[Layout items]
++++++++++

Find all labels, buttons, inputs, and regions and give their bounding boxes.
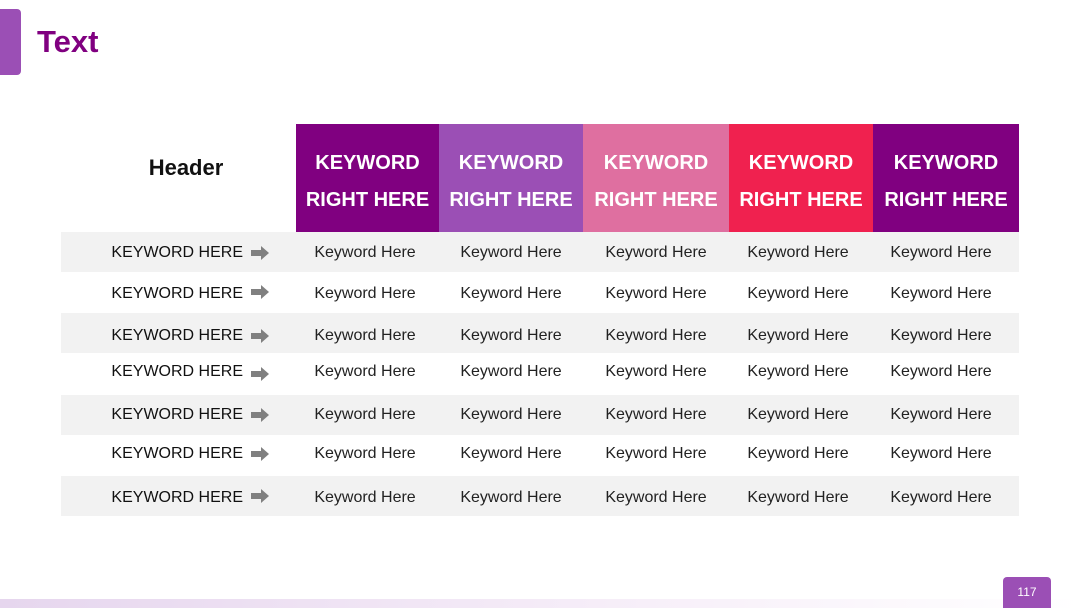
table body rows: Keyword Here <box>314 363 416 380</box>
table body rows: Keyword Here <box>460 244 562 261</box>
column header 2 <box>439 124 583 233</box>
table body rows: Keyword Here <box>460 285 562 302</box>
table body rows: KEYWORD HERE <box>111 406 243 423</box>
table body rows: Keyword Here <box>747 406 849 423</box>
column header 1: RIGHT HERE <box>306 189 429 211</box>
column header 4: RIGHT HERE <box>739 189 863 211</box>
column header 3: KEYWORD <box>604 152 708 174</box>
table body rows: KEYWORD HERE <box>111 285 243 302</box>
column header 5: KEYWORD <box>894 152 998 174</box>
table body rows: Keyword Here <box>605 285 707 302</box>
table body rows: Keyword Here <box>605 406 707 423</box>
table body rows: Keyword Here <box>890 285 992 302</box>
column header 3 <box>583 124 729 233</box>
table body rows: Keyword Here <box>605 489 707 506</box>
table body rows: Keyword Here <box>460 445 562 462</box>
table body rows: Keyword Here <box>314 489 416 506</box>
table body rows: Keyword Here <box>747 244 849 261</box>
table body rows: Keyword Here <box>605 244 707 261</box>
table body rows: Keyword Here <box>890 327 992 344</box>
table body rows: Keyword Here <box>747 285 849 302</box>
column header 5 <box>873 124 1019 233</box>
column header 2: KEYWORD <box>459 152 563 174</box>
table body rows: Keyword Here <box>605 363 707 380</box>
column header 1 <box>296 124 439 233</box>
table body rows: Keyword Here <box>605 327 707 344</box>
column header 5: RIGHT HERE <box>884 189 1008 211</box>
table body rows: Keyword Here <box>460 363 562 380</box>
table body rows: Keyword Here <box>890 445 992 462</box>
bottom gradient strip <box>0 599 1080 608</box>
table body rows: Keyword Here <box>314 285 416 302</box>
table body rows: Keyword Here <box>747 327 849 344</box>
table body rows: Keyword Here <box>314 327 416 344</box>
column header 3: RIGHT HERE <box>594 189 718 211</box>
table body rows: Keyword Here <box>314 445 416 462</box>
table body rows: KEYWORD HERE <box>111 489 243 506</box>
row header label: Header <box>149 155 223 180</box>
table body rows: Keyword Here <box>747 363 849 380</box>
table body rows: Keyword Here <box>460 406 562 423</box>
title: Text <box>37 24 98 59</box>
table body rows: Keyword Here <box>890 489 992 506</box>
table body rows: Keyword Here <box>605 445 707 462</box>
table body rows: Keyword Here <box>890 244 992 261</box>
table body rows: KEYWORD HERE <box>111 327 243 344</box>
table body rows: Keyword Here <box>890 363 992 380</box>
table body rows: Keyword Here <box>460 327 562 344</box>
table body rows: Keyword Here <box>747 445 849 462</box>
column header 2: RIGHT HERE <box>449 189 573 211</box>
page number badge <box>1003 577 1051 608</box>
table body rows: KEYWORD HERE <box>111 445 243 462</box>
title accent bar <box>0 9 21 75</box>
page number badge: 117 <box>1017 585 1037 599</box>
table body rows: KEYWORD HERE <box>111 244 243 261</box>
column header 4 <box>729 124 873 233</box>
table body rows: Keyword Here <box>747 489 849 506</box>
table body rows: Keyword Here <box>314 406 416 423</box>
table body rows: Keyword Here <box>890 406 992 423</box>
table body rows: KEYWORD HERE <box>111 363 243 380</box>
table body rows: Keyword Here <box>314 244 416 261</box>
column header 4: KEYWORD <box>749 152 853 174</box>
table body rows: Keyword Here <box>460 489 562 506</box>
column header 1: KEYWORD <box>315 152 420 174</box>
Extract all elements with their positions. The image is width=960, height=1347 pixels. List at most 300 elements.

++++++++++

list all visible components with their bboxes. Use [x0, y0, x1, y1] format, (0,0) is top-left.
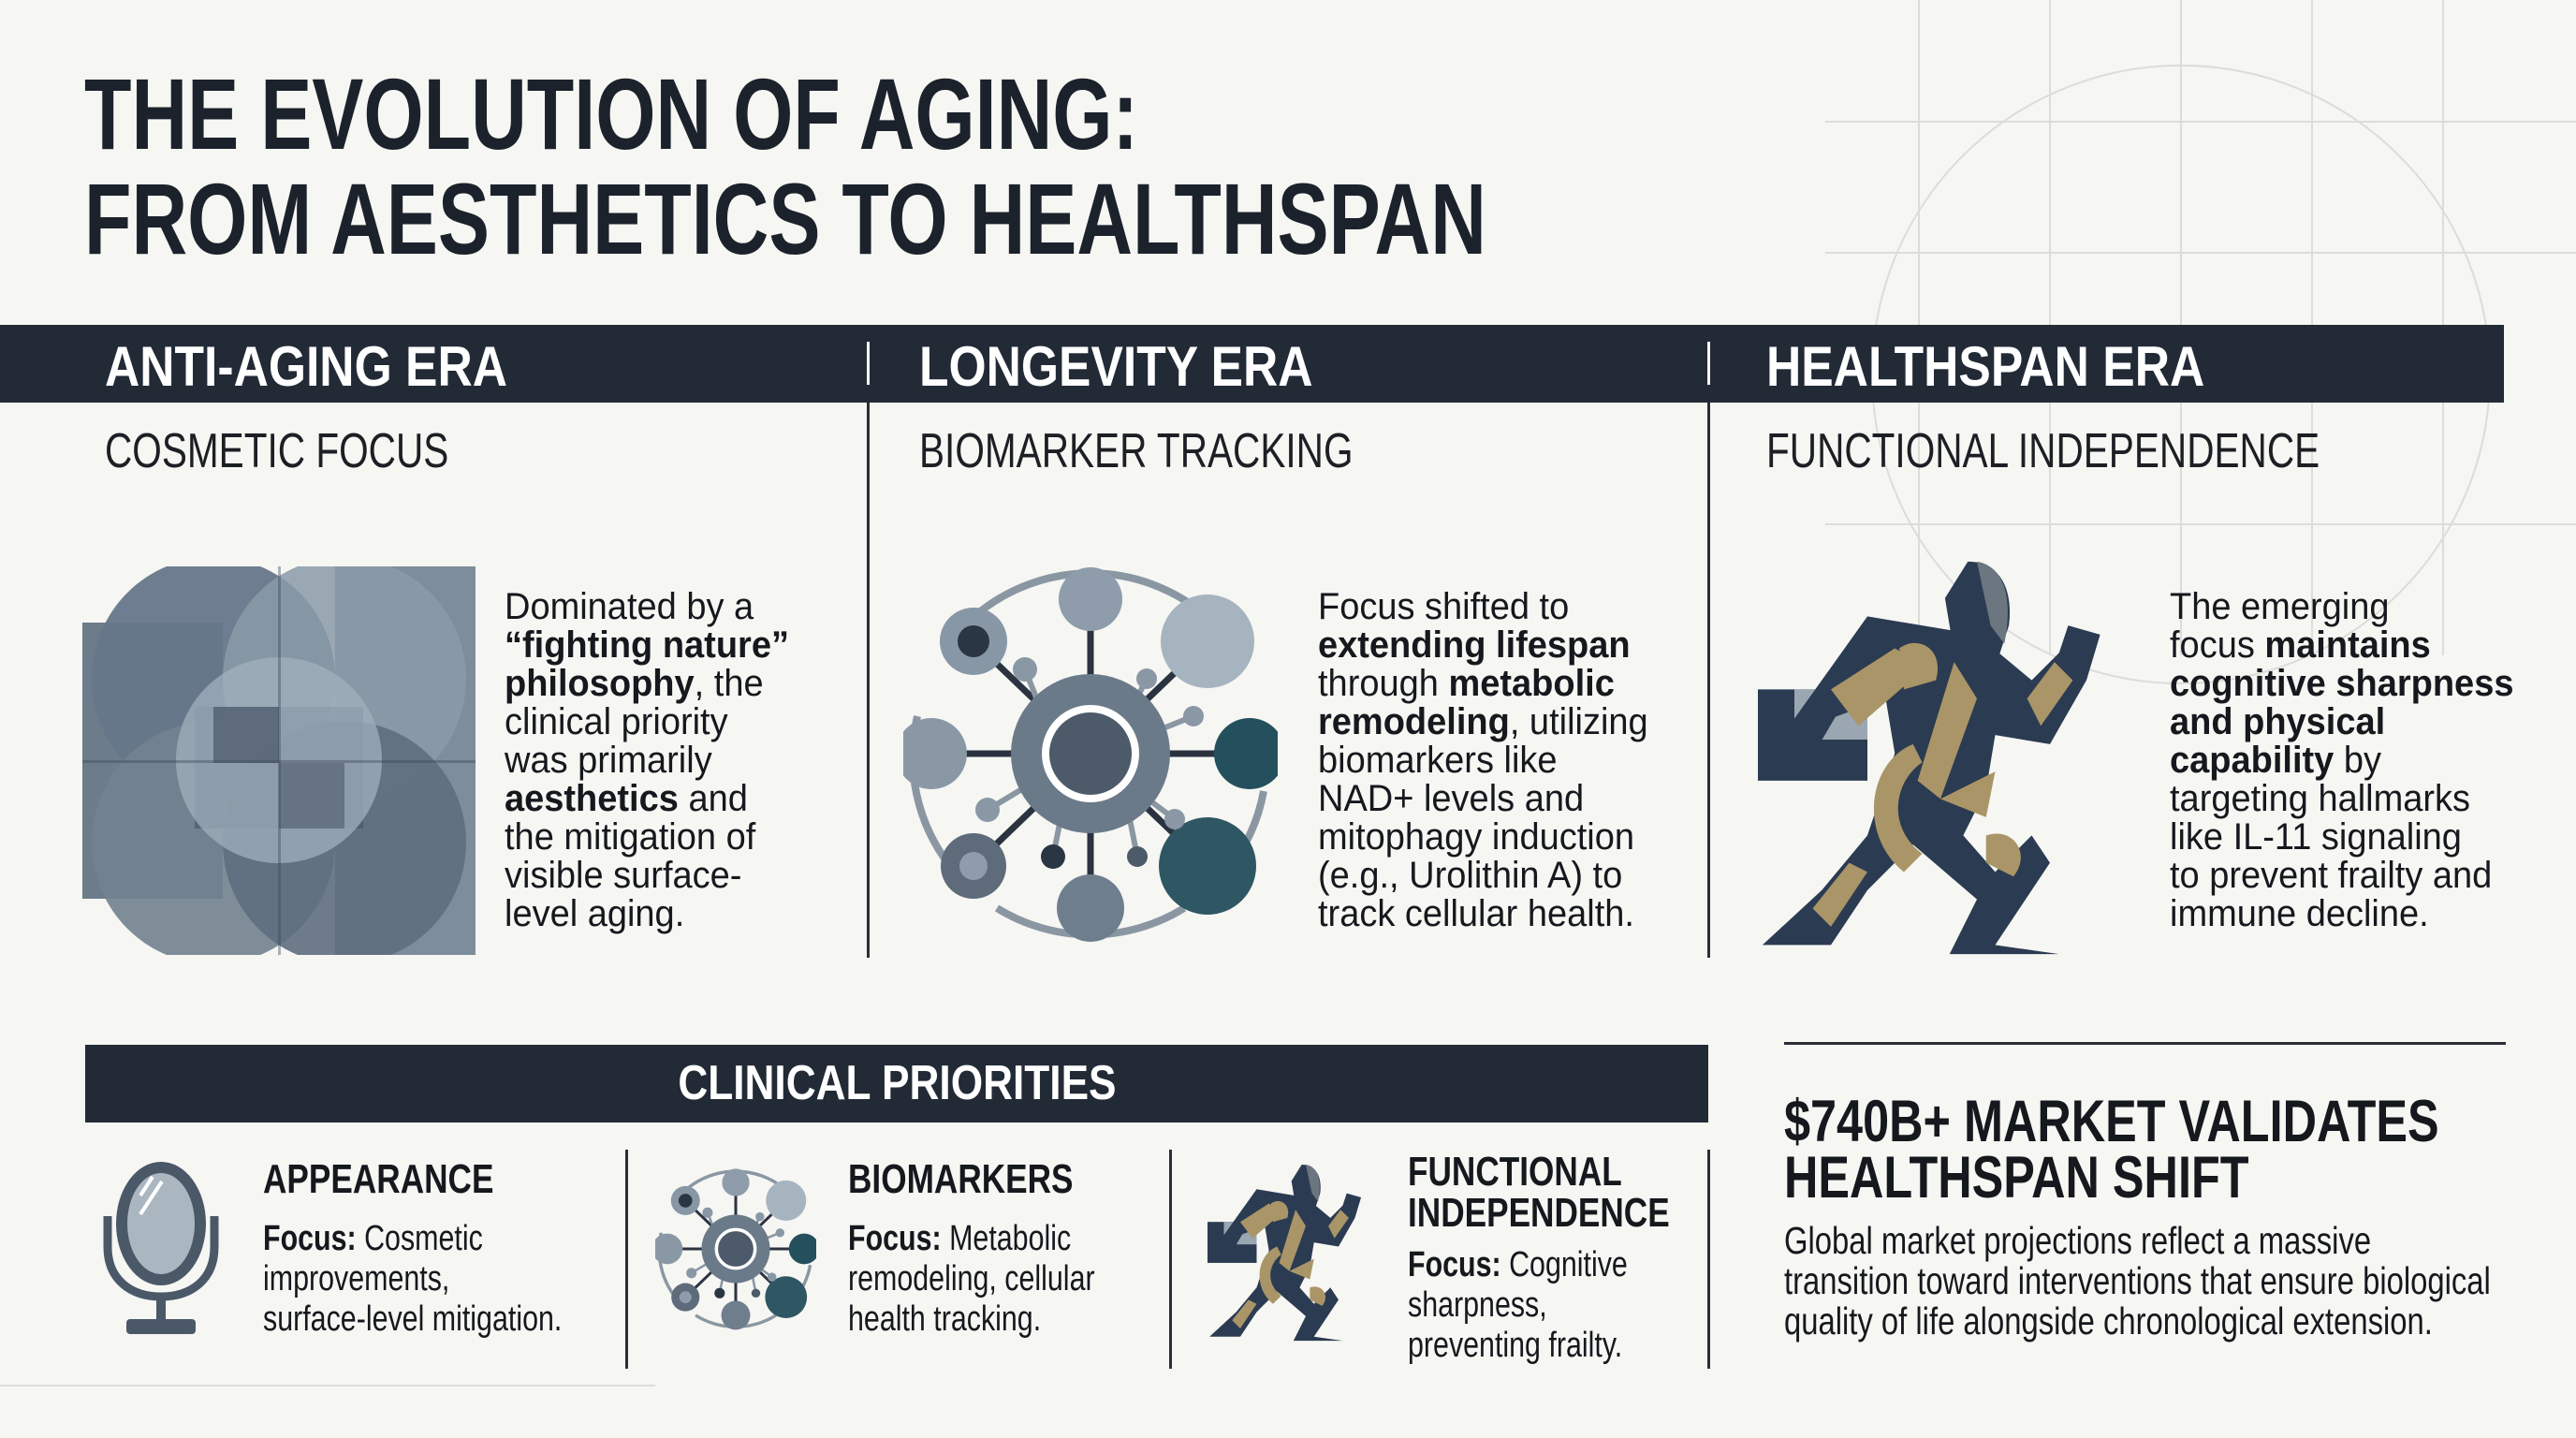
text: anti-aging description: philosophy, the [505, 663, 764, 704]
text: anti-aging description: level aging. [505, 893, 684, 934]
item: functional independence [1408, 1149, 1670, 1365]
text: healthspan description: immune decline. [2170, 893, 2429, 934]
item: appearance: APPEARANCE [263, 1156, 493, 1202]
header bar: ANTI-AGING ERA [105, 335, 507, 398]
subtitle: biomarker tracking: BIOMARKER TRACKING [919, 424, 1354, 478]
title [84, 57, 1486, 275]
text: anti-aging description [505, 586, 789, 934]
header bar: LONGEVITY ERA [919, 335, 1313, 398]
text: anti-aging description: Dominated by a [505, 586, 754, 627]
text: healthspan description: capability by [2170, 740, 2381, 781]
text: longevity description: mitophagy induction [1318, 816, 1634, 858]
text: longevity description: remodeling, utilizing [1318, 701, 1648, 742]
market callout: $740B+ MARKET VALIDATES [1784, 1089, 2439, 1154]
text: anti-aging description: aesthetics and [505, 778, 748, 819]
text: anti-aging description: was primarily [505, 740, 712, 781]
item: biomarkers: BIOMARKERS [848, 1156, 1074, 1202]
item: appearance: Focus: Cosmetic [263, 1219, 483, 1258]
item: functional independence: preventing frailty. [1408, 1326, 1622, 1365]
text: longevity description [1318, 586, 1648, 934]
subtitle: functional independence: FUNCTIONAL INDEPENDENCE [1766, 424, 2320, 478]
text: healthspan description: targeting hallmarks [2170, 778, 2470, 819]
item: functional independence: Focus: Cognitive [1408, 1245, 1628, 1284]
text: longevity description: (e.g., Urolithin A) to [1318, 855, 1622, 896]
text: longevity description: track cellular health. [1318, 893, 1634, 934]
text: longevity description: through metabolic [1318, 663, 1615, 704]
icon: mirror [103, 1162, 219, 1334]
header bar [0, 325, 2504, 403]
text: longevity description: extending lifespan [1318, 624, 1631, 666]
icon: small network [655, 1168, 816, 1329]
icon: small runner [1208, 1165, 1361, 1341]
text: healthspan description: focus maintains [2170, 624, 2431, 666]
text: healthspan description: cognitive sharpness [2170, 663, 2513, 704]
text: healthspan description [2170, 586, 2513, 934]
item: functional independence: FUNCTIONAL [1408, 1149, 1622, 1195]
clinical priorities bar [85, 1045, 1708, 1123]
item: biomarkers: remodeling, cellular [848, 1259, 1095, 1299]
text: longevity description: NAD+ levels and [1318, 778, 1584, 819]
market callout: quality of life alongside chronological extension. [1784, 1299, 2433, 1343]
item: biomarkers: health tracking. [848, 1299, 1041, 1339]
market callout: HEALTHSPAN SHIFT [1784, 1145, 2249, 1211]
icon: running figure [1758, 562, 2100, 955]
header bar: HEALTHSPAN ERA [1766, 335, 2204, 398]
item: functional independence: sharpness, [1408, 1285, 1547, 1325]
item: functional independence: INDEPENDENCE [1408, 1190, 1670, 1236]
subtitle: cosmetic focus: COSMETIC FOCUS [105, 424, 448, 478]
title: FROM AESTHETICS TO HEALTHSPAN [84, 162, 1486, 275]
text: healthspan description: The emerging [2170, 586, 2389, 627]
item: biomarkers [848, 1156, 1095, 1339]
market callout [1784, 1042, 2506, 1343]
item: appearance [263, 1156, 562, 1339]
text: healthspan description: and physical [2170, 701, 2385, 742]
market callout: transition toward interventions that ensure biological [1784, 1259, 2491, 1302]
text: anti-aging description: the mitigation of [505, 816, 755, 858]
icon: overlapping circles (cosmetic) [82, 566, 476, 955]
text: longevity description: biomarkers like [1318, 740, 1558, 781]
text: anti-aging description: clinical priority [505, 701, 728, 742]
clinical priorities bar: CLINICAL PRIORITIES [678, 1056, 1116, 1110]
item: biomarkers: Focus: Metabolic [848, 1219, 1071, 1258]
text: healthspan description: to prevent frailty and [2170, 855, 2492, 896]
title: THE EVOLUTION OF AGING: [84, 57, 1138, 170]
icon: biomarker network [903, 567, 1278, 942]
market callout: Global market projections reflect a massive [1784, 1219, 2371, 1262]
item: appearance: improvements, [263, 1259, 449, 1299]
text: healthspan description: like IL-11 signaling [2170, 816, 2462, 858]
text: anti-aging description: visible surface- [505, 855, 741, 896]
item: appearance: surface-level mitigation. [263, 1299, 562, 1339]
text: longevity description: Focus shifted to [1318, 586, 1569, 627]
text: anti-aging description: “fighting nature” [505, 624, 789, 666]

++++++++++

§ Short task: In the stretch from the line containing "text: anti-aging description: philosophy, the" through the line containing "text: longevity description: (e.g., Urolithin", rename "header bar" to "banner" and return only those lines with every other part left unchanged.

§ Final result:
text: anti-aging description: philosophy, the [505, 663, 764, 704]
text: anti-aging description: level aging. [505, 893, 684, 934]
item: functional independence [1408, 1149, 1670, 1365]
text: healthspan description: immune decline. [2170, 893, 2429, 934]
item: appearance: APPEARANCE [263, 1156, 493, 1202]
banner: ANTI-AGING ERA [105, 335, 507, 398]
subtitle: biomarker tracking: BIOMARKER TRACKING [919, 424, 1354, 478]
title [84, 57, 1486, 275]
text: anti-aging description [505, 586, 789, 934]
banner: LONGEVITY ERA [919, 335, 1313, 398]
text: anti-aging description: Dominated by a [505, 586, 754, 627]
text: healthspan description: capability by [2170, 740, 2381, 781]
text: longevity description: mitophagy induction [1318, 816, 1634, 858]
text: longevity description: remodeling, utilizing [1318, 701, 1648, 742]
market callout: $740B+ MARKET VALIDATES [1784, 1089, 2439, 1154]
text: anti-aging description: aesthetics and [505, 778, 748, 819]
text: anti-aging description: was primarily [505, 740, 712, 781]
item: biomarkers: BIOMARKERS [848, 1156, 1074, 1202]
item: appearance: Focus: Cosmetic [263, 1219, 483, 1258]
item: functional independence: preventing frailty. [1408, 1326, 1622, 1365]
text: longevity description [1318, 586, 1648, 934]
subtitle: functional independence: FUNCTIONAL INDEPENDENCE [1766, 424, 2320, 478]
text: healthspan description: targeting hallmarks [2170, 778, 2470, 819]
item: functional independence: Focus: Cognitive [1408, 1245, 1628, 1284]
text: longevity description: (e.g., Urolithin A) to [1318, 855, 1622, 896]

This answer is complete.